(Dataset records)
● ● ● ● ●

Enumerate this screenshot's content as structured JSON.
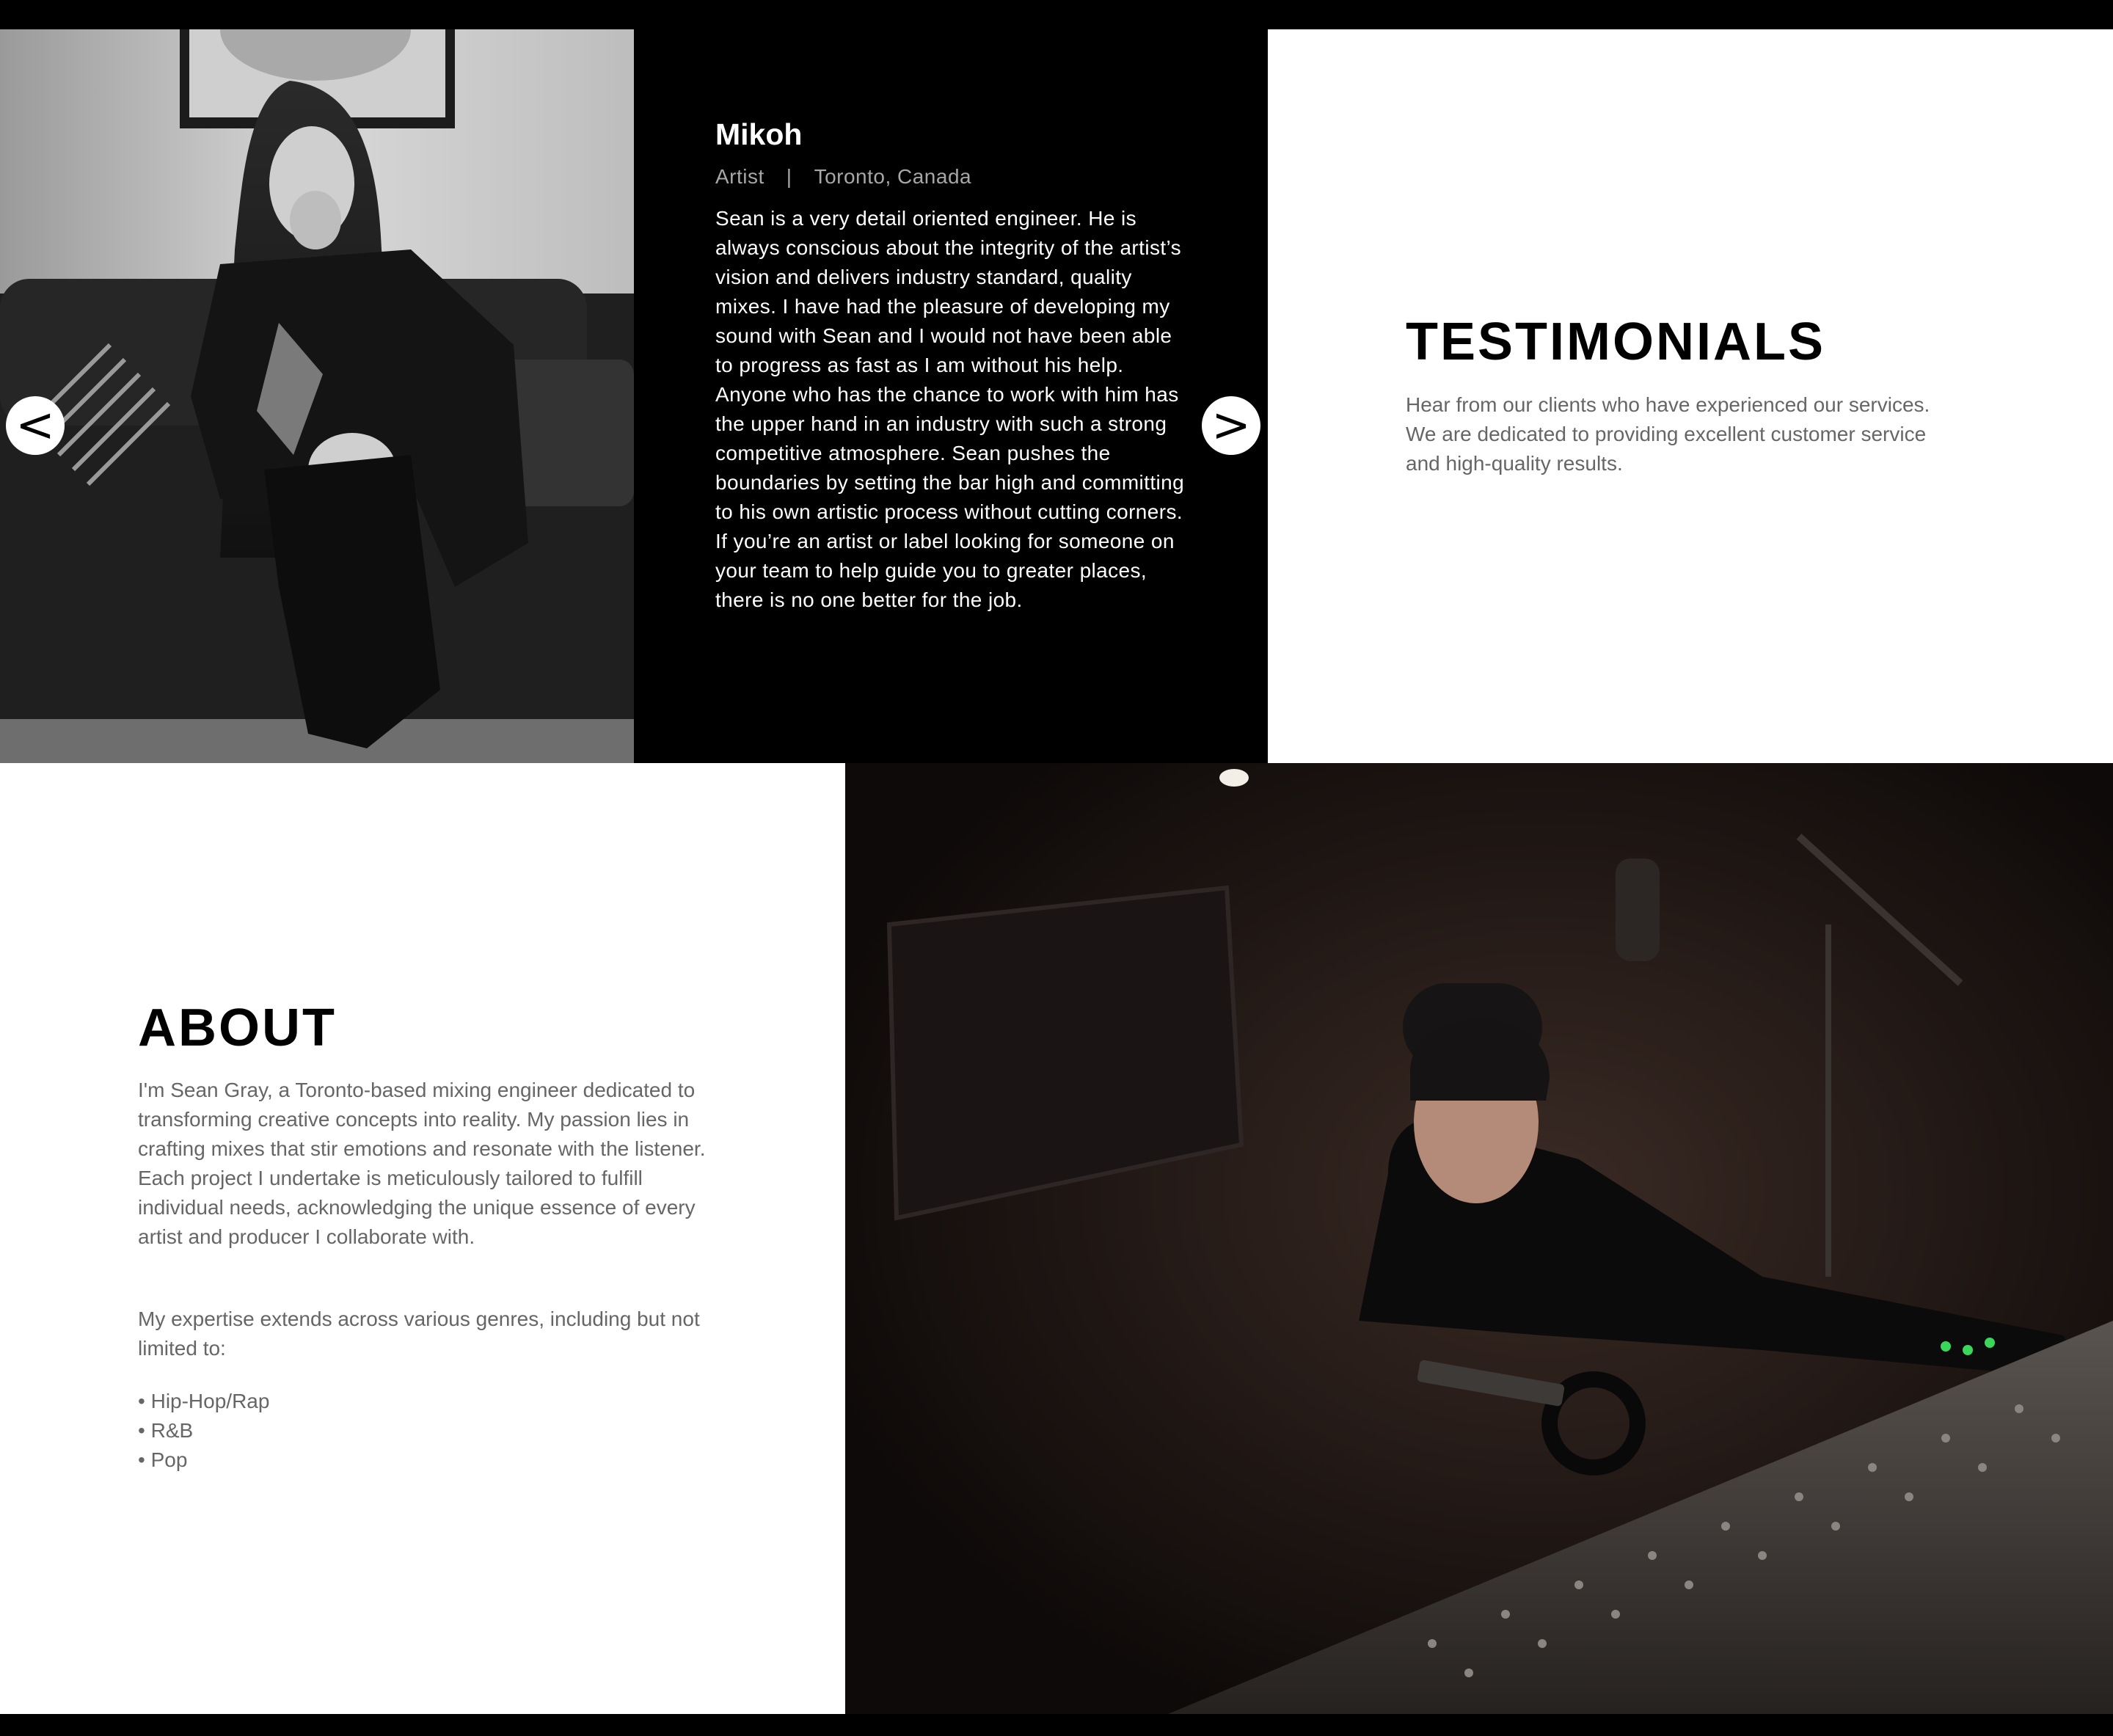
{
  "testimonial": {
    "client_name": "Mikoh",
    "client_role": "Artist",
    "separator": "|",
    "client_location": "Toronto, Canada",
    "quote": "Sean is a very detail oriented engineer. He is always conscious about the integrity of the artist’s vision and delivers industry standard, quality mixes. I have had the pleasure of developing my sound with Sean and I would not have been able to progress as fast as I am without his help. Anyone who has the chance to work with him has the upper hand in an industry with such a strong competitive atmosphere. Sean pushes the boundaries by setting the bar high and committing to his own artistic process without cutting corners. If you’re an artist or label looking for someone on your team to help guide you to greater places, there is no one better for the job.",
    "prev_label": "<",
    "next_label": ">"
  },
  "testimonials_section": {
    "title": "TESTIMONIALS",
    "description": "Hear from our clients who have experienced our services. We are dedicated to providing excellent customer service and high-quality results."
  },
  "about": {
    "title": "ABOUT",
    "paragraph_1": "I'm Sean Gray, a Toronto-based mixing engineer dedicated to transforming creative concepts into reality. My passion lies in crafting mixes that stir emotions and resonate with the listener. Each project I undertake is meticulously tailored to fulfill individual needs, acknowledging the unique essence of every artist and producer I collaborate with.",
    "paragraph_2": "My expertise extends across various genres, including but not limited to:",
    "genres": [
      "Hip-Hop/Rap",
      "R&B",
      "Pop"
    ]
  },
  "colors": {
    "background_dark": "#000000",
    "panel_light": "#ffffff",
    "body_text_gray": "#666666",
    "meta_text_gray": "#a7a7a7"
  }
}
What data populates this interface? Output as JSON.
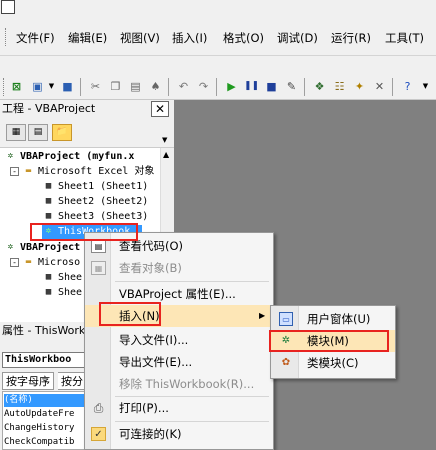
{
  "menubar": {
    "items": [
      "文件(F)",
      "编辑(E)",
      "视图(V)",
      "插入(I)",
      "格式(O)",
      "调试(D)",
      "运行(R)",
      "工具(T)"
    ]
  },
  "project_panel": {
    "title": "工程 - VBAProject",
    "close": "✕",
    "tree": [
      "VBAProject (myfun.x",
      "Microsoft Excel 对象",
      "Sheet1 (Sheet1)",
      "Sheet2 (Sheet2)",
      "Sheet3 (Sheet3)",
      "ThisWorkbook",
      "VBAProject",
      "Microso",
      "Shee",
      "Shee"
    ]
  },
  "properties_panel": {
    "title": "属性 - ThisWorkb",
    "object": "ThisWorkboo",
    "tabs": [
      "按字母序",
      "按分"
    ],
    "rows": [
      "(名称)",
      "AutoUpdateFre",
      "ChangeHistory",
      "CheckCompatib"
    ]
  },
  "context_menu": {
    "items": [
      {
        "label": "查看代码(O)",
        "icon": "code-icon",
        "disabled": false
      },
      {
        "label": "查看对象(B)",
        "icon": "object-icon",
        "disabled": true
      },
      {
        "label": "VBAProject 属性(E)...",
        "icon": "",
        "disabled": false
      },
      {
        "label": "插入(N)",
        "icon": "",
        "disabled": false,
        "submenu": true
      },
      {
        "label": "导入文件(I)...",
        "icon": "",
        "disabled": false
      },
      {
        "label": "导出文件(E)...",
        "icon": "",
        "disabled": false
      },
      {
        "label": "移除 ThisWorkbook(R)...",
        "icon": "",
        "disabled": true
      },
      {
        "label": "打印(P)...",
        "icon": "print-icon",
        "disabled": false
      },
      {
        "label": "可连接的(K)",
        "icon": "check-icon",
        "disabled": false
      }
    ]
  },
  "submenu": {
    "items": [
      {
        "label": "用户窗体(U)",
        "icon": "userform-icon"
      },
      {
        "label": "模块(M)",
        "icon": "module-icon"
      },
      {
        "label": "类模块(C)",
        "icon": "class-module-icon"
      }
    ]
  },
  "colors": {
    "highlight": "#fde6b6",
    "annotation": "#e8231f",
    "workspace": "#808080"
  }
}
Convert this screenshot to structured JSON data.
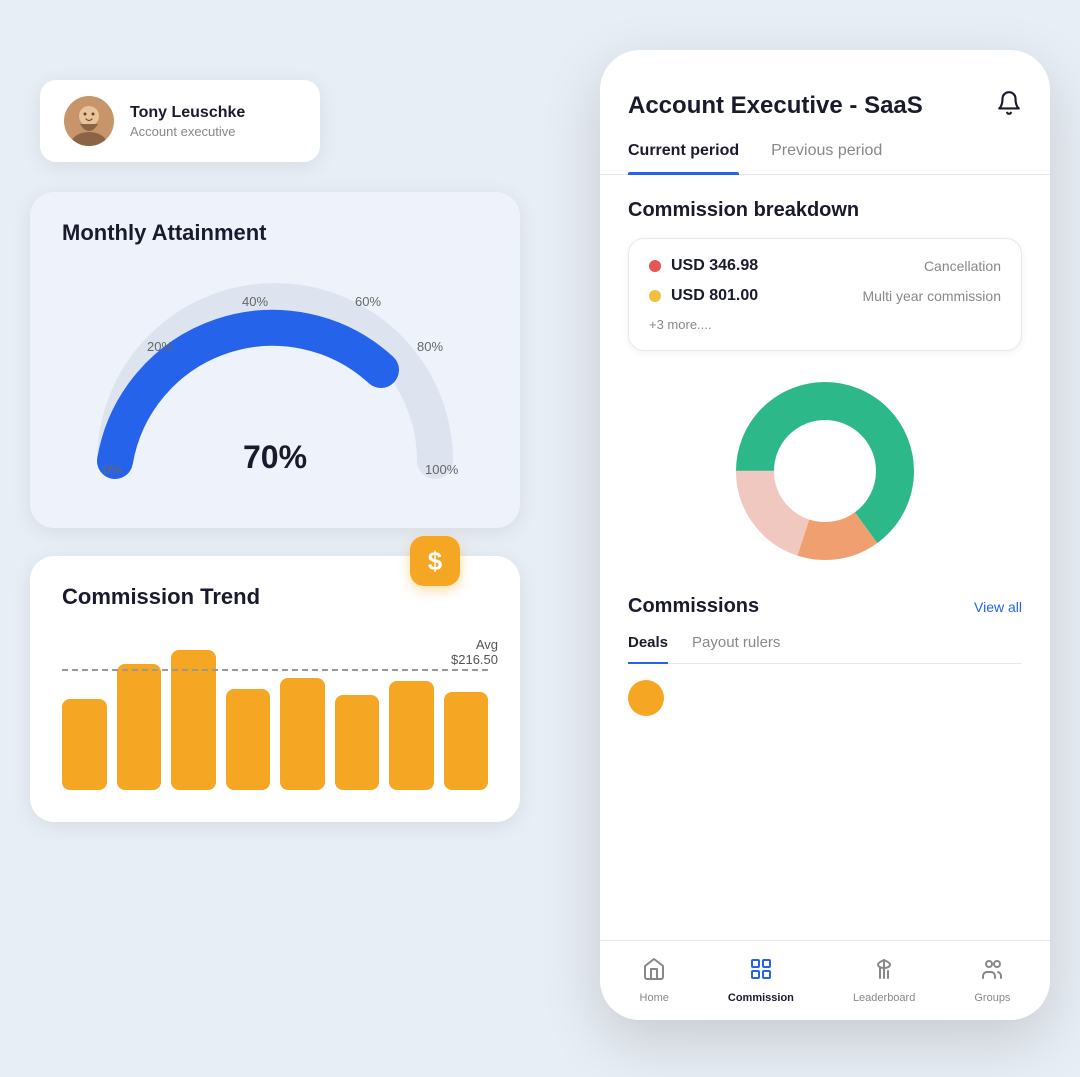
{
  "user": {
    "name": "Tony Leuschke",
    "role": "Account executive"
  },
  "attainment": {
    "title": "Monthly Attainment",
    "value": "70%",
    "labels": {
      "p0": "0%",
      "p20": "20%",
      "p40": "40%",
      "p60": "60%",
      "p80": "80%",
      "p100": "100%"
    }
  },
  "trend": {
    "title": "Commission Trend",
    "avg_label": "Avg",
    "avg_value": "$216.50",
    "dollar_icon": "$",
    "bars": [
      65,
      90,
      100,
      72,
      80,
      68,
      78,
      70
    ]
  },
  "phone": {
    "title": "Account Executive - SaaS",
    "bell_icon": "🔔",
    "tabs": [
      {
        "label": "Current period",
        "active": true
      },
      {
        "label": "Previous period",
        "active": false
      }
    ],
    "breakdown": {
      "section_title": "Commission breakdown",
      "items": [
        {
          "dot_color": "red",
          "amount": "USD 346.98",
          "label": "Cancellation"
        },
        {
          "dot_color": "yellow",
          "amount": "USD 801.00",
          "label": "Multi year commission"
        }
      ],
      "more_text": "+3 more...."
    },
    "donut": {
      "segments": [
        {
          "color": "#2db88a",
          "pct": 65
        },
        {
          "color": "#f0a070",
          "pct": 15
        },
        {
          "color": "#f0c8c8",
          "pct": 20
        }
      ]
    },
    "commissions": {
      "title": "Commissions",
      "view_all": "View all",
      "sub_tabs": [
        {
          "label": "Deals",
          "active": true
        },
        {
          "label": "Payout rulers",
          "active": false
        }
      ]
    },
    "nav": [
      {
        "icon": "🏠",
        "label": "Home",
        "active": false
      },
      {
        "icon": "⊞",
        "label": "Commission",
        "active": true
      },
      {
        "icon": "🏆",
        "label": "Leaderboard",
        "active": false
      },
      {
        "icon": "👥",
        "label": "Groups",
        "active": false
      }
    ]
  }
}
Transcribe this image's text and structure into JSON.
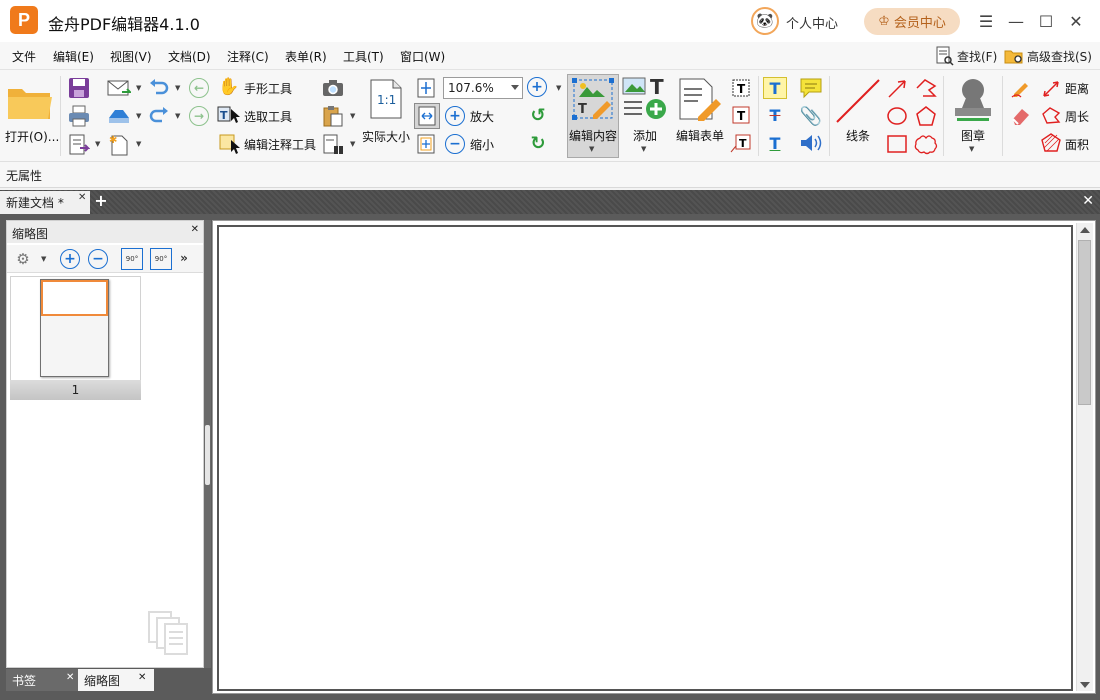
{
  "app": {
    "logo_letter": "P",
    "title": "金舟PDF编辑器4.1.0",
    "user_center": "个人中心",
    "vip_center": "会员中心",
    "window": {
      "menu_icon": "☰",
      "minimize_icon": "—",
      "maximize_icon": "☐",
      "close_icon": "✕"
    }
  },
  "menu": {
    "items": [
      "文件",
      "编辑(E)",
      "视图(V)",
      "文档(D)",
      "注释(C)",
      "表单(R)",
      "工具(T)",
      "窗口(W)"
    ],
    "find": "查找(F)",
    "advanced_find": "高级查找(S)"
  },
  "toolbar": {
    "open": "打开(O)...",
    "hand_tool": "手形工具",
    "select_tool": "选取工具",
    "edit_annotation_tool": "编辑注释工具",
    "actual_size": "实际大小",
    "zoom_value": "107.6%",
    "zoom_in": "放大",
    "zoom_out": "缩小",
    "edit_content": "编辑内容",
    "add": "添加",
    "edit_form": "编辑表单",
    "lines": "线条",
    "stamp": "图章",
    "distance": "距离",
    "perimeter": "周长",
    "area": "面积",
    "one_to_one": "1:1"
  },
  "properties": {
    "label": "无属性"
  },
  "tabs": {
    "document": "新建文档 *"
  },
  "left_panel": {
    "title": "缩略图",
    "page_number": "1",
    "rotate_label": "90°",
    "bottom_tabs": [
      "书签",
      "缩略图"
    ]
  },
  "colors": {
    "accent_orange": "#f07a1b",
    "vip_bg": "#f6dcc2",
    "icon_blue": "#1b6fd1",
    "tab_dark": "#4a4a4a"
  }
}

● ● ● ● ●

### Task instructions
Pull out and copy each line containing the string "period".

### Exercise result
        "label": "Current period",
        "label": "Previous period",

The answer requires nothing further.